# Excerpted data
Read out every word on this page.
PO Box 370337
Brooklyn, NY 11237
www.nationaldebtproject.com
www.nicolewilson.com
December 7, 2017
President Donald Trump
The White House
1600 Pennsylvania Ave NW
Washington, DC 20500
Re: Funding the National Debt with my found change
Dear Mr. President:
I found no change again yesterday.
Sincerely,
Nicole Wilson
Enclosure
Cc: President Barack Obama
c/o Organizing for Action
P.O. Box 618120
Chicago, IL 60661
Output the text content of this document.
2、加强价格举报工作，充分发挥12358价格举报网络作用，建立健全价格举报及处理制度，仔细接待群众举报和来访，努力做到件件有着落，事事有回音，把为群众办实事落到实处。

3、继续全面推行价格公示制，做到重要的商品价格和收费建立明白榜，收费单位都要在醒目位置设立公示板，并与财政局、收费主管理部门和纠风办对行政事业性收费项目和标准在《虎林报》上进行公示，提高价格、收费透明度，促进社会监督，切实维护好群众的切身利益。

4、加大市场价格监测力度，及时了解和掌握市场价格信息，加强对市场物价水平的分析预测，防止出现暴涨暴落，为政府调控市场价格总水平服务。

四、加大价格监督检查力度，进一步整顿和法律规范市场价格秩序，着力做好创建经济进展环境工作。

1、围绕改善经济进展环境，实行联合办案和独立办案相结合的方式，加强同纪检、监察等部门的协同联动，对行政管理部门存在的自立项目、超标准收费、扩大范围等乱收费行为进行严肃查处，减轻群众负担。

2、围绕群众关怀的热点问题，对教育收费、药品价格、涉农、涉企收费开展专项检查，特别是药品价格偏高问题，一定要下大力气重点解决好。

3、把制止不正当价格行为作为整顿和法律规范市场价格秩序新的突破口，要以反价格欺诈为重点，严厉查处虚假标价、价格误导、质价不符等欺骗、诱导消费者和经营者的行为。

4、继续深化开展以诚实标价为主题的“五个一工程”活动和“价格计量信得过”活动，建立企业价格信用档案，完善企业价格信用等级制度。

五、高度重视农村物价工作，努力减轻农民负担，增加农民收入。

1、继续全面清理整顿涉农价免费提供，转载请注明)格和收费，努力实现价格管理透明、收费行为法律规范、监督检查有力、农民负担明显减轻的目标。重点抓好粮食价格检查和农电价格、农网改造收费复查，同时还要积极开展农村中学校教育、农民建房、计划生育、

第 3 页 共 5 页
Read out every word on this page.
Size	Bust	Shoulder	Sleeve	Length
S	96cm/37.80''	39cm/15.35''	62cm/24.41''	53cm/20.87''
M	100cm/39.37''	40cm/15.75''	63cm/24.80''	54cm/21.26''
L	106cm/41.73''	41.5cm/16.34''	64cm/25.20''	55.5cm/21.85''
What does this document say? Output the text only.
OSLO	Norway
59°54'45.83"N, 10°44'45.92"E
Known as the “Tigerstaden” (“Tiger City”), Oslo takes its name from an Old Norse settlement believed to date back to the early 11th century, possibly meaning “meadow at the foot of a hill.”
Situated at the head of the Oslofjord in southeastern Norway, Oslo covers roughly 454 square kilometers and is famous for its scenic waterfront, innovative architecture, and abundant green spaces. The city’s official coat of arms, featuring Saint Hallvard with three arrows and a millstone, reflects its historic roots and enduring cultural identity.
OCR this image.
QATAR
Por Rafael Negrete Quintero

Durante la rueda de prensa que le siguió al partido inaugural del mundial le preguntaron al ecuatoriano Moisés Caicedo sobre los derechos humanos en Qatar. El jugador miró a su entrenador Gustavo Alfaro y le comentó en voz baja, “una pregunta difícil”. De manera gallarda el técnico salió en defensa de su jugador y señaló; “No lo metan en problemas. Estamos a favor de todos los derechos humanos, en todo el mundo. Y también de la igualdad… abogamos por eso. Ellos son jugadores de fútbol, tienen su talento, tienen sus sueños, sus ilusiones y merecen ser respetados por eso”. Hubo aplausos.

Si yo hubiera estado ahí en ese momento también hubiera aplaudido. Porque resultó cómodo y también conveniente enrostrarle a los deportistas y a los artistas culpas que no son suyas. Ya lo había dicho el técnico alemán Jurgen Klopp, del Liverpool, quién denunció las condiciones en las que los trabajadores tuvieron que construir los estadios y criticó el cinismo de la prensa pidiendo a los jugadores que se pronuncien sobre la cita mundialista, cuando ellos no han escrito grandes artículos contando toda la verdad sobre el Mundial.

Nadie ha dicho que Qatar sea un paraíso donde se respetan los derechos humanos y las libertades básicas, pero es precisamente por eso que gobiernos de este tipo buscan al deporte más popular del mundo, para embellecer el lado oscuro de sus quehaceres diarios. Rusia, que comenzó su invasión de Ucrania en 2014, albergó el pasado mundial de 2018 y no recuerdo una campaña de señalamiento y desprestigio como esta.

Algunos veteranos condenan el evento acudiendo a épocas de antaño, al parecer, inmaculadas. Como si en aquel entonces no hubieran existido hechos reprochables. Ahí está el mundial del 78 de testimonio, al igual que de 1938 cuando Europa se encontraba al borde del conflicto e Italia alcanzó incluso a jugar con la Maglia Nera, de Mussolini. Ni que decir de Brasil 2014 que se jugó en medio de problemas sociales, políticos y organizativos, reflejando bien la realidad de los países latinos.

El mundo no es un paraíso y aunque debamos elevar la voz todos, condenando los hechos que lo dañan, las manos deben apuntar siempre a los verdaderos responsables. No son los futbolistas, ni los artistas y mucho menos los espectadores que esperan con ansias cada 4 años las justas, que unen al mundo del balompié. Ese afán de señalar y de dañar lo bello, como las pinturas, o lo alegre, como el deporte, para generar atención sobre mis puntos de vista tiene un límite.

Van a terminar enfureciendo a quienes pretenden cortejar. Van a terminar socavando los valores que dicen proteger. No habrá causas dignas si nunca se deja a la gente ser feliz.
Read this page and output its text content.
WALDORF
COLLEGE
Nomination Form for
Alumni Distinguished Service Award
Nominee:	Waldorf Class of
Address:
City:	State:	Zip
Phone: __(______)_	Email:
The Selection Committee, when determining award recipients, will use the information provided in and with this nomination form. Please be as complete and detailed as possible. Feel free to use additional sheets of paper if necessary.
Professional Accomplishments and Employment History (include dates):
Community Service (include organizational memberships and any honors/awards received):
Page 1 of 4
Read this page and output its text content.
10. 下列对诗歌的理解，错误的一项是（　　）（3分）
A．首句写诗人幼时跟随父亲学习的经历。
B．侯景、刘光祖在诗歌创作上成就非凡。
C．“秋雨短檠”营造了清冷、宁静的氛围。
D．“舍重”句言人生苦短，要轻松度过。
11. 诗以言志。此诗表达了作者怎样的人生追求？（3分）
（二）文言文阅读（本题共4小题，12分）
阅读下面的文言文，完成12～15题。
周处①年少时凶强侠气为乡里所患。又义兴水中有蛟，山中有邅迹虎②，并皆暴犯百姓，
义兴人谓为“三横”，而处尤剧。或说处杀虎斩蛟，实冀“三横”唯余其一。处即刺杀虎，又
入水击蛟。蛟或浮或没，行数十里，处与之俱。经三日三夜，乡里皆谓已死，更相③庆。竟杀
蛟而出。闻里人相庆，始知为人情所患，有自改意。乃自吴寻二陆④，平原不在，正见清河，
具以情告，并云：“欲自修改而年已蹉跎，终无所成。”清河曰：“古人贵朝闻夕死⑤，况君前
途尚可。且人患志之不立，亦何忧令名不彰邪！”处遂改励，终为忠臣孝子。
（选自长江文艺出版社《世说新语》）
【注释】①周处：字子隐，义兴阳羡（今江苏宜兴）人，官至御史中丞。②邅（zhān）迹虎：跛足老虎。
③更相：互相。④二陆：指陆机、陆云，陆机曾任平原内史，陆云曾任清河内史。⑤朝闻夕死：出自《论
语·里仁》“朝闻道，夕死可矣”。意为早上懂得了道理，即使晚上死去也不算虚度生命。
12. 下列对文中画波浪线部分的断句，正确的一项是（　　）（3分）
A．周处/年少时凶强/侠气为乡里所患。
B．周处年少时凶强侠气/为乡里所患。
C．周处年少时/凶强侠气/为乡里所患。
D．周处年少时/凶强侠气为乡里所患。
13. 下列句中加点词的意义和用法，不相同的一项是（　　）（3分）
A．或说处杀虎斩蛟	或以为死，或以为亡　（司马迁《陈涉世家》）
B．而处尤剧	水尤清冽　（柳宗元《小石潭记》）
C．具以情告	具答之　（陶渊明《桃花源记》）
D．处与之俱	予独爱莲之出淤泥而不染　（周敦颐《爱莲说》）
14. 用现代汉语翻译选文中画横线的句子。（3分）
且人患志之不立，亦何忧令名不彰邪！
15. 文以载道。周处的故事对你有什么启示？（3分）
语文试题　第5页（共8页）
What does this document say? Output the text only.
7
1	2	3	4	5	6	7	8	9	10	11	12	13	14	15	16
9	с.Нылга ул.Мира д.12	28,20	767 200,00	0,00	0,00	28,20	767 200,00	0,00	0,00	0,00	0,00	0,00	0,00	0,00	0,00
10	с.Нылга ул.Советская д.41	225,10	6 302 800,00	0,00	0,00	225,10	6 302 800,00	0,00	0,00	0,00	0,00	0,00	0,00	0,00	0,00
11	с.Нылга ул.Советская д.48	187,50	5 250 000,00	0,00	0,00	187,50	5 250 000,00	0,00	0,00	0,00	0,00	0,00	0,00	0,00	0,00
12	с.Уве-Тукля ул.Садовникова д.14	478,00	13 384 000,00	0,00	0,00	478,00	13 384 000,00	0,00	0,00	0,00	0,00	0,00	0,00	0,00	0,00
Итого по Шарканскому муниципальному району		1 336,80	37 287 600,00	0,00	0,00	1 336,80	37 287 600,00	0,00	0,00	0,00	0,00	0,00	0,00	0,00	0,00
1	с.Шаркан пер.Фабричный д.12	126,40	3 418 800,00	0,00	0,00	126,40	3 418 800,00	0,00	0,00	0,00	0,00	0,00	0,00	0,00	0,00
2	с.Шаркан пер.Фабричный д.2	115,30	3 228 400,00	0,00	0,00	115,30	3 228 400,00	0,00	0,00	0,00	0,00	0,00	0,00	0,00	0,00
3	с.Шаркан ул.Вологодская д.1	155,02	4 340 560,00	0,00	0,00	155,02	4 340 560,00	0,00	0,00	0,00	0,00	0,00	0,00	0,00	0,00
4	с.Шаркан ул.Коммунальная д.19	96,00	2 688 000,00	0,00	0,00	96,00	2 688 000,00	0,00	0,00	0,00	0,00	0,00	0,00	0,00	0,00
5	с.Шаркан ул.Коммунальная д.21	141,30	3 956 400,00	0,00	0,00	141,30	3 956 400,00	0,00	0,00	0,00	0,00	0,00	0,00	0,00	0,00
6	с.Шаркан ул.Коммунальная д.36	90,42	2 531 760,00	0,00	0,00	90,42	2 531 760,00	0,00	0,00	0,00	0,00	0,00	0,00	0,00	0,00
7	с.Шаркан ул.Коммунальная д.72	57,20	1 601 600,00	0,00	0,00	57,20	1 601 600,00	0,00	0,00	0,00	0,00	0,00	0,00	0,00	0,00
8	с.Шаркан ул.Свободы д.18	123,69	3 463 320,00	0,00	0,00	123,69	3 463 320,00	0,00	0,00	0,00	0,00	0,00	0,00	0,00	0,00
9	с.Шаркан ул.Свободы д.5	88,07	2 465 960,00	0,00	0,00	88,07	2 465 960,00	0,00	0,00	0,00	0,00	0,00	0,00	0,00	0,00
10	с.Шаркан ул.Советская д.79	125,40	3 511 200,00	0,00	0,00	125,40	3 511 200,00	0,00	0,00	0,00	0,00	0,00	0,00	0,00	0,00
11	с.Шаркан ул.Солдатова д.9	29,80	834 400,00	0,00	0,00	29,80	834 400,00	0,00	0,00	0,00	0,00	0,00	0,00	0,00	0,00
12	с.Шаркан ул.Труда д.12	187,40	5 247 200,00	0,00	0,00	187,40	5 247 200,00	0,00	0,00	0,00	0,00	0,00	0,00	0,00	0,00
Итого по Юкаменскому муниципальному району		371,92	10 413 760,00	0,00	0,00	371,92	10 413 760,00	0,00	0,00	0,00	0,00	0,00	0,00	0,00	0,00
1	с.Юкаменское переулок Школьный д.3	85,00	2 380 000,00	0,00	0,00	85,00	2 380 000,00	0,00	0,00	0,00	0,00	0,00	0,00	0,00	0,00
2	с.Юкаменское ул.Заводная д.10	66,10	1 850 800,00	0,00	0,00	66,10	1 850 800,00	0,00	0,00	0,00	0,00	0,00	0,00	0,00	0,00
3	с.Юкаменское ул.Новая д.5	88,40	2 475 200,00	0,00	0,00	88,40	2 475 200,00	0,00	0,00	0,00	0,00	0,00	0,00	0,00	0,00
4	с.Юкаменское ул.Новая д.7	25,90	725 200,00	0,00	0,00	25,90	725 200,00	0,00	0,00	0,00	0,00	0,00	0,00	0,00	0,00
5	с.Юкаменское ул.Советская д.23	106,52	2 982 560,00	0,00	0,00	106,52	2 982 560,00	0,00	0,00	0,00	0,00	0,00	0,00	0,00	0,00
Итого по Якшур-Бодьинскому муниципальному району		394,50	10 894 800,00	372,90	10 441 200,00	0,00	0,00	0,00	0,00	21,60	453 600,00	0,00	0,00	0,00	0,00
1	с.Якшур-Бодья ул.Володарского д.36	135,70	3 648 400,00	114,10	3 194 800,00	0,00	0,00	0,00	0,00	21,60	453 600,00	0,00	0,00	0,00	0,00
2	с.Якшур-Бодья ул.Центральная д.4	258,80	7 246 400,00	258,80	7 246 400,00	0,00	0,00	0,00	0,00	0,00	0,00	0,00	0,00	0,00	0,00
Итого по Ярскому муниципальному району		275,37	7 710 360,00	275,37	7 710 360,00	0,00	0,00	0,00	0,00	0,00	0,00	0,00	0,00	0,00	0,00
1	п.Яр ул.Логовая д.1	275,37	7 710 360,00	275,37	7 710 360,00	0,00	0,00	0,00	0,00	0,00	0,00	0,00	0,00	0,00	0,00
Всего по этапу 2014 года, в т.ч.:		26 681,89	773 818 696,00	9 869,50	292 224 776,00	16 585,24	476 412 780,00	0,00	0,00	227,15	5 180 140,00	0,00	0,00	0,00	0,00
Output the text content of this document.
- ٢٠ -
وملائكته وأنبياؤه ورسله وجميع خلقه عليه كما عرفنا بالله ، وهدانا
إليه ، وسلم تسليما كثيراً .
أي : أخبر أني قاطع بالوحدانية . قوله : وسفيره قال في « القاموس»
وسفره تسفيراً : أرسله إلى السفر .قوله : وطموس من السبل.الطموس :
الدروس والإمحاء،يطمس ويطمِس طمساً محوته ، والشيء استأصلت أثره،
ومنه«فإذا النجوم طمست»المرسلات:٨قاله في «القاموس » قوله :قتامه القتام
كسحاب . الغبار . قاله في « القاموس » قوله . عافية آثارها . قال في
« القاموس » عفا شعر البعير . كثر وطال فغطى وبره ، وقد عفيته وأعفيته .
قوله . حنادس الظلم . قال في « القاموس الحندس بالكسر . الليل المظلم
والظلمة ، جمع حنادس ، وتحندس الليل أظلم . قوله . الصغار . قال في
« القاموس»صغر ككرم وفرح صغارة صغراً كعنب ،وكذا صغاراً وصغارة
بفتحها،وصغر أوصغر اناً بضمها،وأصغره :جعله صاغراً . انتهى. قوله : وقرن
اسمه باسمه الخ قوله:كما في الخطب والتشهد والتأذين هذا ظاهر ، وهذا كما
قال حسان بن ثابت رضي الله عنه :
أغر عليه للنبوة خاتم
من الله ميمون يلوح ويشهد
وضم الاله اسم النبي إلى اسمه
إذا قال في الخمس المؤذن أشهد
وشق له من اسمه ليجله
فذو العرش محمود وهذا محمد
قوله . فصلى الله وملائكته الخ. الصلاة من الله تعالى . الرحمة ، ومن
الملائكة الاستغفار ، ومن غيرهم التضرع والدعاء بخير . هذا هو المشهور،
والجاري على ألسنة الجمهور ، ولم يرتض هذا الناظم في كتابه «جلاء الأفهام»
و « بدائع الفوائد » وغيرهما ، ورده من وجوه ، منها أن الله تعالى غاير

# What you have to do
Find the word "处与之俱" in the entries, and copy every line it shows up in.

# Exercise response
入水击蛟。蛟或浮或没，行数十里，处与之俱。经三日三夜，乡里皆谓已死，更相③庆。竟杀
D．处与之俱	予独爱莲之出淤泥而不染　（周敦颐《爱莲说》）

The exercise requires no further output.